§ WHAT IS EXPECTED
In the stretch from the start of the records through the line containing "executor-contact-label: Contact Number: <box>92", swap "checklist-checkbox" for "checklist-tickbox" and reproduce those lines with nothing else changed.

[Coordinate annotation records]
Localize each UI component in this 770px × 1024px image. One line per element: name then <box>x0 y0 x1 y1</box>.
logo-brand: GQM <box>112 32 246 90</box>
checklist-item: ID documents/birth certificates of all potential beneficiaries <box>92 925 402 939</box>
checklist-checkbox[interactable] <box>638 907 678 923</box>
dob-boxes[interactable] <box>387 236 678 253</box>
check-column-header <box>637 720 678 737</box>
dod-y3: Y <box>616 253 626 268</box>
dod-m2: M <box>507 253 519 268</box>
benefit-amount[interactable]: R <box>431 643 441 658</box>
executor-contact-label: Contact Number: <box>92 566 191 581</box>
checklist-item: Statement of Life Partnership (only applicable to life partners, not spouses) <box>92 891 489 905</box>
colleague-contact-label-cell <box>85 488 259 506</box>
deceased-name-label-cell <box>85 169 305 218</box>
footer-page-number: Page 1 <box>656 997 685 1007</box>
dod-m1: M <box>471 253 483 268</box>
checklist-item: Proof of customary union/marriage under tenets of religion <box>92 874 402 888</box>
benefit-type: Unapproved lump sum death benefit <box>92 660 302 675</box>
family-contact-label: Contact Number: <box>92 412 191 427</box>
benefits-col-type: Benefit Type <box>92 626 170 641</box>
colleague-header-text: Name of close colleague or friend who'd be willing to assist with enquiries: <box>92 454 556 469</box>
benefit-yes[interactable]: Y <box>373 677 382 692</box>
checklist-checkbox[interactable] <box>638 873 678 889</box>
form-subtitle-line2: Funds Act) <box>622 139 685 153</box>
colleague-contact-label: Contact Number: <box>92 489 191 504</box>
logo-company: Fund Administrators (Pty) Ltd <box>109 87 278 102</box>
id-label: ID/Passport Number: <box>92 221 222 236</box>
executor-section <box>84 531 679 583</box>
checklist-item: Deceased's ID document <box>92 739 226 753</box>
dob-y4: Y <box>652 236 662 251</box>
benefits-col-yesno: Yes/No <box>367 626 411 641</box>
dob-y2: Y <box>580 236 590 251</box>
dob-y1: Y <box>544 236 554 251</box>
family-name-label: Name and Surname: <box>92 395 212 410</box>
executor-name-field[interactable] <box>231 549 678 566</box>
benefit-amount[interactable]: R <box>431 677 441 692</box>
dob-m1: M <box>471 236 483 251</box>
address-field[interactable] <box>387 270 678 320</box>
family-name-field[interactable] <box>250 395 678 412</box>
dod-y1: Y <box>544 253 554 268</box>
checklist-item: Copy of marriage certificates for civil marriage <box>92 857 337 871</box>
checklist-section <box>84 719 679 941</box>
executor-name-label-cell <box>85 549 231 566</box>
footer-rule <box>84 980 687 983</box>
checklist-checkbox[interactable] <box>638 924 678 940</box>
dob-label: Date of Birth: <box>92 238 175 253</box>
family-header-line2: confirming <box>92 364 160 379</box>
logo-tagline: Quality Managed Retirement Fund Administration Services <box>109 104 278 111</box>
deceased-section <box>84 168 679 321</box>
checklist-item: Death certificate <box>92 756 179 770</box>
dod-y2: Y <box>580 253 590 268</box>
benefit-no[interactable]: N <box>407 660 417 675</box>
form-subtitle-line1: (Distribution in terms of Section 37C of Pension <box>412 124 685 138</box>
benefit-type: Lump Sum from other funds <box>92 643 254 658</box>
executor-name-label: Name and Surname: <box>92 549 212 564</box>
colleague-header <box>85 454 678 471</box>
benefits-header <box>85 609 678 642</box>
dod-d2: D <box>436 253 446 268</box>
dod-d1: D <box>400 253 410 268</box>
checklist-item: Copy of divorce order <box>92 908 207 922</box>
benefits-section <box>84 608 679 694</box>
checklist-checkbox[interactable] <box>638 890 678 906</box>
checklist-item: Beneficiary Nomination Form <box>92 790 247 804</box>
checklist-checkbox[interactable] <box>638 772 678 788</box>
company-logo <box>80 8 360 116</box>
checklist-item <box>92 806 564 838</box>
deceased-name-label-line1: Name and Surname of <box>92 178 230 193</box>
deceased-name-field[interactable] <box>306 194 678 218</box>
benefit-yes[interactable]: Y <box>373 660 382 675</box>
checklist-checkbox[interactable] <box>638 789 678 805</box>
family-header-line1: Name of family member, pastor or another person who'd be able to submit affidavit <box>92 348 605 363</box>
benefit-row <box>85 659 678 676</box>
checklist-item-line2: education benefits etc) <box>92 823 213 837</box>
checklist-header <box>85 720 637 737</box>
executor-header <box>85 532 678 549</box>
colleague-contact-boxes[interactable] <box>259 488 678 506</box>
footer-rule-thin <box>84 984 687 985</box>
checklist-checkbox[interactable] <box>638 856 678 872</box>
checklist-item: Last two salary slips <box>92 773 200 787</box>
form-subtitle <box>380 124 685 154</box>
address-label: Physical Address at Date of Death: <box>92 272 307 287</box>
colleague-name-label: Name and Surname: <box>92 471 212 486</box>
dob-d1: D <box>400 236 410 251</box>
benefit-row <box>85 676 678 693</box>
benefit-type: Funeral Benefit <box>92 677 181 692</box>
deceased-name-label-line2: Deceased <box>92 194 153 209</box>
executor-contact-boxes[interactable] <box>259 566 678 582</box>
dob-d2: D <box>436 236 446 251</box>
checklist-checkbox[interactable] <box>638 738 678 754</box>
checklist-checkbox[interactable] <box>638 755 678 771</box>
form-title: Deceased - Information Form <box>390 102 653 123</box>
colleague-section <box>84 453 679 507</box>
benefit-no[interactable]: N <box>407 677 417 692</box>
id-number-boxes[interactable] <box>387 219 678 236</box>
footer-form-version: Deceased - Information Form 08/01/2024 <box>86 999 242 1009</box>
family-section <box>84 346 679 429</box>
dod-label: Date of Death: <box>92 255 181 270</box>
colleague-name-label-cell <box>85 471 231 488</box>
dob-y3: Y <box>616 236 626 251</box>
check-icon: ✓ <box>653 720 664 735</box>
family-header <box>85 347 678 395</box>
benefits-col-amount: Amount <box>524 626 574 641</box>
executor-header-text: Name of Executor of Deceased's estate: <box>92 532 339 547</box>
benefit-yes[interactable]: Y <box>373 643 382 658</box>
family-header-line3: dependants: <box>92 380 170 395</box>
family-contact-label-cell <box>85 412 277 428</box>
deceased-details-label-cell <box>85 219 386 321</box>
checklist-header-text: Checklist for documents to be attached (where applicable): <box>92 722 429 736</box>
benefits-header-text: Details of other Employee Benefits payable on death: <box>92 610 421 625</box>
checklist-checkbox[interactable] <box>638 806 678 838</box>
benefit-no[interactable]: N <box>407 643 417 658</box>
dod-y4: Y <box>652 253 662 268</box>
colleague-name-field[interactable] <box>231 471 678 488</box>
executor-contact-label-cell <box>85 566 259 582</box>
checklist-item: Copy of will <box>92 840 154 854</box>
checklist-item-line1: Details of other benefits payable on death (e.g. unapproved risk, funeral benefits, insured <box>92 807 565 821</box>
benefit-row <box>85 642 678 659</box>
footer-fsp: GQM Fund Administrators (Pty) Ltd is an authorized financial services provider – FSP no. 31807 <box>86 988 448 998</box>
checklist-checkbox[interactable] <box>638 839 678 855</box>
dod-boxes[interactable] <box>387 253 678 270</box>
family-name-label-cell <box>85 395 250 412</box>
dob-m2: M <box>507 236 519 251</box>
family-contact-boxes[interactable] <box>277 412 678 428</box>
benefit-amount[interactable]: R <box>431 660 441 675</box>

§ CORRECT RESPONSE
Localize each UI component in this 770px × 1024px image. One line per element: name then <box>x0 y0 x1 y1</box>.
logo-brand: GQM <box>112 32 246 90</box>
checklist-item: ID documents/birth certificates of all potential beneficiaries <box>92 925 402 939</box>
checklist-tickbox[interactable] <box>638 907 678 923</box>
dob-boxes[interactable] <box>387 236 678 253</box>
check-column-header <box>637 720 678 737</box>
dod-y3: Y <box>616 253 626 268</box>
dod-m2: M <box>507 253 519 268</box>
benefit-amount[interactable]: R <box>431 643 441 658</box>
executor-contact-label: Contact Number: <box>92 566 191 581</box>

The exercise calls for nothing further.